Task inputs

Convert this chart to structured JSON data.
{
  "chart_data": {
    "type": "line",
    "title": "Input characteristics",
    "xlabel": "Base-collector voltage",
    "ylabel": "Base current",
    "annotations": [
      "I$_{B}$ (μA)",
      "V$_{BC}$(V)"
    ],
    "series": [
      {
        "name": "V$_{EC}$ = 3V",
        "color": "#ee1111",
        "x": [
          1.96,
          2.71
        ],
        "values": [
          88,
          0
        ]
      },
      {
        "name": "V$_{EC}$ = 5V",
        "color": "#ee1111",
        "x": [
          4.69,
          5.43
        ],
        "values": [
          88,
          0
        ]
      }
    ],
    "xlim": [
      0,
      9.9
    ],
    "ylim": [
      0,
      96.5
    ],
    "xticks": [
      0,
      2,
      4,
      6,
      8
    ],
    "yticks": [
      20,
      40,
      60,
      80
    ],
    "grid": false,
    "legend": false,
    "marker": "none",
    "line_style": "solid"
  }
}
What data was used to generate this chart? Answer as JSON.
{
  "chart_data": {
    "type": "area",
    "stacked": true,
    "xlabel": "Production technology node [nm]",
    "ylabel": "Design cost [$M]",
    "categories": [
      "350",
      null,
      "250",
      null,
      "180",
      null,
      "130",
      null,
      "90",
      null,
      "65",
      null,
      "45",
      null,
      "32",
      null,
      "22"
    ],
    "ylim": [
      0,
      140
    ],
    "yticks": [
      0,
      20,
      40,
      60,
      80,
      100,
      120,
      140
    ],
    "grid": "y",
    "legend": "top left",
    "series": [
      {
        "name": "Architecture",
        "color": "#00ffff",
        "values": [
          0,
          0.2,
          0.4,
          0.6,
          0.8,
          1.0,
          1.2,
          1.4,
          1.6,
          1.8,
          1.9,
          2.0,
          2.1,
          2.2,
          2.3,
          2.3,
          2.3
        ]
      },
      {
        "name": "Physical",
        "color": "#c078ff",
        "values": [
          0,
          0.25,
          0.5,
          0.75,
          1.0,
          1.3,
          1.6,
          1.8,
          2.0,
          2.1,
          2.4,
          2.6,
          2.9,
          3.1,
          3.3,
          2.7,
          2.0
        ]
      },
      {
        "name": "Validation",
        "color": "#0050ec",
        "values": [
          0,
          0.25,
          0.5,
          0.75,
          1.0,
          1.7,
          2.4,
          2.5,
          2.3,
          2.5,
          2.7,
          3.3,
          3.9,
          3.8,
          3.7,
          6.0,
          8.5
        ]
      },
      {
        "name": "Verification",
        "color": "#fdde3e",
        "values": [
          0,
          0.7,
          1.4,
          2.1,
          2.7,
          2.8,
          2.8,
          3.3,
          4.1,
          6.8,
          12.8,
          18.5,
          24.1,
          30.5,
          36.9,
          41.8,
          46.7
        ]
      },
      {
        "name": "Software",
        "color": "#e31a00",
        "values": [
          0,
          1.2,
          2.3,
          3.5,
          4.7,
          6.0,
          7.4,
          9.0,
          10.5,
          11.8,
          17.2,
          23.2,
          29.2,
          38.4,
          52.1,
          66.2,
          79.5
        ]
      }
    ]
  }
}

Written request
Pick out each line containing the string "name" and copy it.

Solved exercise
        "name": "V$_{EC}$ = 3V",
        "name": "V$_{EC}$ = 5V",
        "name": "Architecture",
        "name": "Physical",
        "name": "Validation",
        "name": "Verification",
        "name": "Software",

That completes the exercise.